**What the exercise asks:** Copy each line exactly. Leave nothing out.

**Provided records:**

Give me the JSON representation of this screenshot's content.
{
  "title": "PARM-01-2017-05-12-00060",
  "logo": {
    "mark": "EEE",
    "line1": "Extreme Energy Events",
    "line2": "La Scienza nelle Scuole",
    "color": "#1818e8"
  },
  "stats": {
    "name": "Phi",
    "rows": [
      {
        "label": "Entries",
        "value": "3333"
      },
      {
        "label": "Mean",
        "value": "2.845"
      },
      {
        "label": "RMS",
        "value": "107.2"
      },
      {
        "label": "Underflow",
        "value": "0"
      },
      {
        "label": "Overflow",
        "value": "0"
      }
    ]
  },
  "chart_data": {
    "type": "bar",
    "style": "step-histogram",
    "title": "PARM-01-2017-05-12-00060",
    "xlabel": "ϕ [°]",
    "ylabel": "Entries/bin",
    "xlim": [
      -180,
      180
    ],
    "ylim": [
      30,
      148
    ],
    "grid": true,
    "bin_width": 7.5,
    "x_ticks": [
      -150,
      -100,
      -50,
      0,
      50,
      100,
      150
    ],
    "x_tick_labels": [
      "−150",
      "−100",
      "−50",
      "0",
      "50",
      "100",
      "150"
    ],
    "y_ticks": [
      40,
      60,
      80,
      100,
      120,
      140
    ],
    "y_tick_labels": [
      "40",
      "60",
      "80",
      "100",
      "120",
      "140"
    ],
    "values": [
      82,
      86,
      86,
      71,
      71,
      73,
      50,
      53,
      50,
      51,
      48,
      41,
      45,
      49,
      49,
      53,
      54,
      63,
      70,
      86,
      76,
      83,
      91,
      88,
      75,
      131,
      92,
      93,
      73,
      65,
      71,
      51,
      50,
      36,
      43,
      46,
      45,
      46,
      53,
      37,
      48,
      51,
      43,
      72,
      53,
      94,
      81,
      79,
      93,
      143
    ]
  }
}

**Exercise answer:**
Give me the JSON representation of this screenshot's content.
{
  "title": "PARM-01-2017-05-12-00060",
  "logo": {
    "mark": "EEE",
    "line1": "Extreme Energy Events",
    "line2": "La Scienza nelle Scuole",
    "color": "#1818e8"
  },
  "stats": {
    "name": "Phi",
    "rows": [
      {
        "label": "Entries",
        "value": "3333"
      },
      {
        "label": "Mean",
        "value": "2.845"
      },
      {
        "label": "RMS",
        "value": "107.2"
      },
      {
        "label": "Underflow",
        "value": "0"
      },
      {
        "label": "Overflow",
        "value": "0"
      }
    ]
  },
  "chart_data": {
    "type": "bar",
    "style": "step-histogram",
    "title": "PARM-01-2017-05-12-00060",
    "xlabel": "ϕ [°]",
    "ylabel": "Entries/bin",
    "xlim": [
      -180,
      180
    ],
    "ylim": [
      30,
      148
    ],
    "grid": true,
    "bin_width": 7.5,
    "x_ticks": [
      -150,
      -100,
      -50,
      0,
      50,
      100,
      150
    ],
    "x_tick_labels": [
      "−150",
      "−100",
      "−50",
      "0",
      "50",
      "100",
      "150"
    ],
    "y_ticks": [
      40,
      60,
      80,
      100,
      120,
      140
    ],
    "y_tick_labels": [
      "40",
      "60",
      "80",
      "100",
      "120",
      "140"
    ],
    "values": [
      82,
      86,
      86,
      71,
      71,
      73,
      50,
      53,
      50,
      51,
      48,
      41,
      45,
      49,
      49,
      53,
      54,
      63,
      70,
      86,
      76,
      83,
      91,
      88,
      75,
      131,
      92,
      93,
      73,
      65,
      71,
      51,
      50,
      36,
      43,
      46,
      45,
      46,
      53,
      37,
      48,
      51,
      43,
      72,
      53,
      94,
      81,
      79,
      93,
      143
    ]
  }
}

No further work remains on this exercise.